** start **

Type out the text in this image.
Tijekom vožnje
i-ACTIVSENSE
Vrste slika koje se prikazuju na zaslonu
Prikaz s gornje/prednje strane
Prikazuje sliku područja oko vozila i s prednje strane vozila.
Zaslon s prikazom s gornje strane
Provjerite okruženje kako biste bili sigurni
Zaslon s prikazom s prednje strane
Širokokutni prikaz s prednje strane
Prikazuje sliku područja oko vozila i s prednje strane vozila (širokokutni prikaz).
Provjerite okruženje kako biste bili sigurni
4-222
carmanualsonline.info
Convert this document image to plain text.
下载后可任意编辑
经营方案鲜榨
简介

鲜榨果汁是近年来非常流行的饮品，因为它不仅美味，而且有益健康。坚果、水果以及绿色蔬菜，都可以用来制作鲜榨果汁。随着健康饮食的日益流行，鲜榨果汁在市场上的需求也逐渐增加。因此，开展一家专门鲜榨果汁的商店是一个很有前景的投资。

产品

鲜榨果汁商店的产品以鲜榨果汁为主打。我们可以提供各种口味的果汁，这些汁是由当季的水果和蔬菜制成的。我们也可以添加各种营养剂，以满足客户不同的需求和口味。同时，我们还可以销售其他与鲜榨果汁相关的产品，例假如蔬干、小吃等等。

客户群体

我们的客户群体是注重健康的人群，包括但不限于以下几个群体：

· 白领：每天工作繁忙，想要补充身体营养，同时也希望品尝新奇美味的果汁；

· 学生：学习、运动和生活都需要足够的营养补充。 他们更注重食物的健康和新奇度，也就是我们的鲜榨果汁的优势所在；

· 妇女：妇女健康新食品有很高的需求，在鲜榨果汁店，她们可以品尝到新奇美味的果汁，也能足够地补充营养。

** end **

Count every line above that holds the word "this", and state the number and nothing more.

2